-- start of Input records --

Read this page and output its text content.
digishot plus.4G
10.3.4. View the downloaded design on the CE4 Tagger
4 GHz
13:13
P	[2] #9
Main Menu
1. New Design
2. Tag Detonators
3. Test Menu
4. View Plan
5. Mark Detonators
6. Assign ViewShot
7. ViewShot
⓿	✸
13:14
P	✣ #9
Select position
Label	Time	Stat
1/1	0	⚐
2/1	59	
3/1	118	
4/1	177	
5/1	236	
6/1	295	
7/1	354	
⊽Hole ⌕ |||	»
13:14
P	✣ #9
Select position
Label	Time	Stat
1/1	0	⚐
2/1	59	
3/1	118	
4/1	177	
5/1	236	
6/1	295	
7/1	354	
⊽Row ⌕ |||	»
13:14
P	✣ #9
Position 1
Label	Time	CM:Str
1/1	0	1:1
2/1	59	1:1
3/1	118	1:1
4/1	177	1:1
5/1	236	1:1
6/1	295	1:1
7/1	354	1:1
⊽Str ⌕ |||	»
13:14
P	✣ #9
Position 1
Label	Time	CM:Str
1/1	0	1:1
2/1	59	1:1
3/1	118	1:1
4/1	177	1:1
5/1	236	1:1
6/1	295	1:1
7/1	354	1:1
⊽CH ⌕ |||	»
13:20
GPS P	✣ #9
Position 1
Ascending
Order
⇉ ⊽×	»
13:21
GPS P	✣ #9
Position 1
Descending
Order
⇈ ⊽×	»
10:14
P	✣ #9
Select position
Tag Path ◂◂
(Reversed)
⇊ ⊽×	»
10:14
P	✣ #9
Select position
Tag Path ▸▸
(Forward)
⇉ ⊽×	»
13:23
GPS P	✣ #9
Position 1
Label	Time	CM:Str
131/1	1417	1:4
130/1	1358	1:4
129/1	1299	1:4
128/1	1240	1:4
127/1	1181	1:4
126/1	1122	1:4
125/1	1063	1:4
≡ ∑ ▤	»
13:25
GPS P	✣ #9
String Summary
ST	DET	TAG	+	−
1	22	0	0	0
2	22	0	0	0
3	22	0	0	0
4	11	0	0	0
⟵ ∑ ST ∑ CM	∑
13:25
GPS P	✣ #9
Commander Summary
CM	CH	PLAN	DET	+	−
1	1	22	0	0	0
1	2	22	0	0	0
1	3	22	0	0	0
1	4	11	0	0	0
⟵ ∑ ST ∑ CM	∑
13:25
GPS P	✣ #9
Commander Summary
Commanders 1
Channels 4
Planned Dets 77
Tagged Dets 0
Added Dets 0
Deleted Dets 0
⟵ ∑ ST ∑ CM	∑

-- end of Input records --

(Set task)
Copy every record above exactly as it appears.

(Answer to the exercise)
Read this page and output its text content.
digishot plus.4G
10.3.4. View the downloaded design on the CE4 Tagger
4 GHz
13:13
P	[2] #9
Main Menu
1. New Design
2. Tag Detonators
3. Test Menu
4. View Plan
5. Mark Detonators
6. Assign ViewShot
7. ViewShot
⓿	✸
13:14
P	✣ #9
Select position
Label	Time	Stat
1/1	0	⚐
2/1	59	
3/1	118	
4/1	177	
5/1	236	
6/1	295	
7/1	354	
⊽Hole ⌕ |||	»
13:14
P	✣ #9
Select position
Label	Time	Stat
1/1	0	⚐
2/1	59	
3/1	118	
4/1	177	
5/1	236	
6/1	295	
7/1	354	
⊽Row ⌕ |||	»
13:14
P	✣ #9
Position 1
Label	Time	CM:Str
1/1	0	1:1
2/1	59	1:1
3/1	118	1:1
4/1	177	1:1
5/1	236	1:1
6/1	295	1:1
7/1	354	1:1
⊽Str ⌕ |||	»
13:14
P	✣ #9
Position 1
Label	Time	CM:Str
1/1	0	1:1
2/1	59	1:1
3/1	118	1:1
4/1	177	1:1
5/1	236	1:1
6/1	295	1:1
7/1	354	1:1
⊽CH ⌕ |||	»
13:20
GPS P	✣ #9
Position 1
Ascending
Order
⇉ ⊽×	»
13:21
GPS P	✣ #9
Position 1
Descending
Order
⇈ ⊽×	»
10:14
P	✣ #9
Select position
Tag Path ◂◂
(Reversed)
⇊ ⊽×	»
10:14
P	✣ #9
Select position
Tag Path ▸▸
(Forward)
⇉ ⊽×	»
13:23
GPS P	✣ #9
Position 1
Label	Time	CM:Str
131/1	1417	1:4
130/1	1358	1:4
129/1	1299	1:4
128/1	1240	1:4
127/1	1181	1:4
126/1	1122	1:4
125/1	1063	1:4
≡ ∑ ▤	»
13:25
GPS P	✣ #9
String Summary
ST	DET	TAG	+	−
1	22	0	0	0
2	22	0	0	0
3	22	0	0	0
4	11	0	0	0
⟵ ∑ ST ∑ CM	∑
13:25
GPS P	✣ #9
Commander Summary
CM	CH	PLAN	DET	+	−
1	1	22	0	0	0
1	2	22	0	0	0
1	3	22	0	0	0
1	4	11	0	0	0
⟵ ∑ ST ∑ CM	∑
13:25
GPS P	✣ #9
Commander Summary
Commanders 1
Channels 4
Planned Dets 77
Tagged Dets 0
Added Dets 0
Deleted Dets 0
⟵ ∑ ST ∑ CM	∑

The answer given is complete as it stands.